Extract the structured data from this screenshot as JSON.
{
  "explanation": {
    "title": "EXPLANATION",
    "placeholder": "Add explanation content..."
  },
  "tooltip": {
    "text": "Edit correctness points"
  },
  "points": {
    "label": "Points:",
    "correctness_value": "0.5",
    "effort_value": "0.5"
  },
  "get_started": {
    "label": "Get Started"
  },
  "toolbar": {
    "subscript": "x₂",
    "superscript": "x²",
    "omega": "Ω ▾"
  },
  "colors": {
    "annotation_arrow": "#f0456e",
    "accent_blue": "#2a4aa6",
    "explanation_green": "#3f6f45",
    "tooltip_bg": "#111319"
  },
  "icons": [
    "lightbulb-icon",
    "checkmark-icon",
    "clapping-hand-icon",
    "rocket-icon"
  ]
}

=====

* DESCRIPTION OF THE TASK
Set down every record above exactly as given.

* RESPONSE TO THE TASK
Extract the structured data from this screenshot as JSON.
{
  "explanation": {
    "title": "EXPLANATION",
    "placeholder": "Add explanation content..."
  },
  "tooltip": {
    "text": "Edit correctness points"
  },
  "points": {
    "label": "Points:",
    "correctness_value": "0.5",
    "effort_value": "0.5"
  },
  "get_started": {
    "label": "Get Started"
  },
  "toolbar": {
    "subscript": "x₂",
    "superscript": "x²",
    "omega": "Ω ▾"
  },
  "colors": {
    "annotation_arrow": "#f0456e",
    "accent_blue": "#2a4aa6",
    "explanation_green": "#3f6f45",
    "tooltip_bg": "#111319"
  },
  "icons": [
    "lightbulb-icon",
    "checkmark-icon",
    "clapping-hand-icon",
    "rocket-icon"
  ]
}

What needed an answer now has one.